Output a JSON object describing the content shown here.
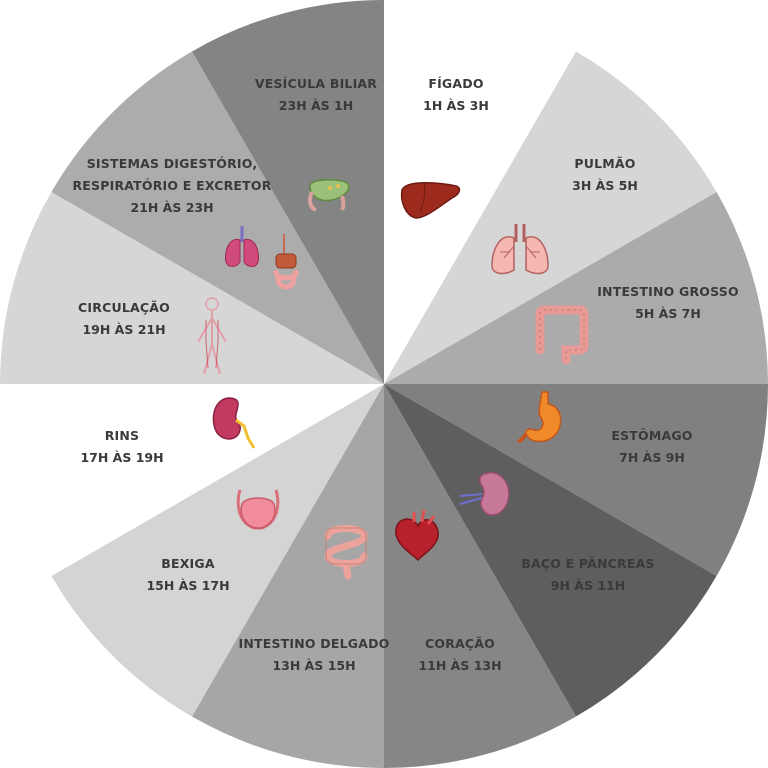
{
  "wheel": {
    "segments": [
      {
        "label_lines": [
          "FÍGADO"
        ],
        "time": "1H ÀS 3H",
        "color": "#ffffff",
        "icon": "liver-icon"
      },
      {
        "label_lines": [
          "PULMÃO"
        ],
        "time": "3H ÀS 5H",
        "color": "#d6d6d6",
        "icon": "lungs-icon"
      },
      {
        "label_lines": [
          "INTESTINO GROSSO"
        ],
        "time": "5H ÀS 7H",
        "color": "#ababab",
        "icon": "large-intestine-icon"
      },
      {
        "label_lines": [
          "ESTÔMAGO"
        ],
        "time": "7H ÀS 9H",
        "color": "#808080",
        "icon": "stomach-icon"
      },
      {
        "label_lines": [
          "BAÇO E PÂNCREAS"
        ],
        "time": "9H ÀS 11H",
        "color": "#5e5e5e",
        "icon": "spleen-icon"
      },
      {
        "label_lines": [
          "CORAÇÃO"
        ],
        "time": "11H ÀS 13H",
        "color": "#868686",
        "icon": "heart-icon"
      },
      {
        "label_lines": [
          "INTESTINO DELGADO"
        ],
        "time": "13H ÀS 15H",
        "color": "#a6a6a6",
        "icon": "small-intestine-icon"
      },
      {
        "label_lines": [
          "BEXIGA"
        ],
        "time": "15H ÀS 17H",
        "color": "#d4d4d4",
        "icon": "bladder-icon"
      },
      {
        "label_lines": [
          "RINS"
        ],
        "time": "17H ÀS 19H",
        "color": "#ffffff",
        "icon": "kidney-icon"
      },
      {
        "label_lines": [
          "CIRCULAÇÃO"
        ],
        "time": "19H ÀS 21H",
        "color": "#d6d6d6",
        "icon": "circulation-icon"
      },
      {
        "label_lines": [
          "SISTEMAS DIGESTÓRIO,",
          "RESPIRATÓRIO E EXCRETOR"
        ],
        "time": "21H ÀS 23H",
        "color": "#acacac",
        "icon": "organ-systems-icon"
      },
      {
        "label_lines": [
          "VESÍCULA BILIAR"
        ],
        "time": "23H ÀS 1H",
        "color": "#848484",
        "icon": "gallbladder-icon"
      }
    ]
  }
}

··········

Output all of the entries verbatim, leaving out any images.

Output a JSON object describing the content shown here.
{
  "wheel": {
    "segments": [
      {
        "label_lines": [
          "FÍGADO"
        ],
        "time": "1H ÀS 3H",
        "color": "#ffffff",
        "icon": "liver-icon"
      },
      {
        "label_lines": [
          "PULMÃO"
        ],
        "time": "3H ÀS 5H",
        "color": "#d6d6d6",
        "icon": "lungs-icon"
      },
      {
        "label_lines": [
          "INTESTINO GROSSO"
        ],
        "time": "5H ÀS 7H",
        "color": "#ababab",
        "icon": "large-intestine-icon"
      },
      {
        "label_lines": [
          "ESTÔMAGO"
        ],
        "time": "7H ÀS 9H",
        "color": "#808080",
        "icon": "stomach-icon"
      },
      {
        "label_lines": [
          "BAÇO E PÂNCREAS"
        ],
        "time": "9H ÀS 11H",
        "color": "#5e5e5e",
        "icon": "spleen-icon"
      },
      {
        "label_lines": [
          "CORAÇÃO"
        ],
        "time": "11H ÀS 13H",
        "color": "#868686",
        "icon": "heart-icon"
      },
      {
        "label_lines": [
          "INTESTINO DELGADO"
        ],
        "time": "13H ÀS 15H",
        "color": "#a6a6a6",
        "icon": "small-intestine-icon"
      },
      {
        "label_lines": [
          "BEXIGA"
        ],
        "time": "15H ÀS 17H",
        "color": "#d4d4d4",
        "icon": "bladder-icon"
      },
      {
        "label_lines": [
          "RINS"
        ],
        "time": "17H ÀS 19H",
        "color": "#ffffff",
        "icon": "kidney-icon"
      },
      {
        "label_lines": [
          "CIRCULAÇÃO"
        ],
        "time": "19H ÀS 21H",
        "color": "#d6d6d6",
        "icon": "circulation-icon"
      },
      {
        "label_lines": [
          "SISTEMAS DIGESTÓRIO,",
          "RESPIRATÓRIO E EXCRETOR"
        ],
        "time": "21H ÀS 23H",
        "color": "#acacac",
        "icon": "organ-systems-icon"
      },
      {
        "label_lines": [
          "VESÍCULA BILIAR"
        ],
        "time": "23H ÀS 1H",
        "color": "#848484",
        "icon": "gallbladder-icon"
      }
    ]
  }
}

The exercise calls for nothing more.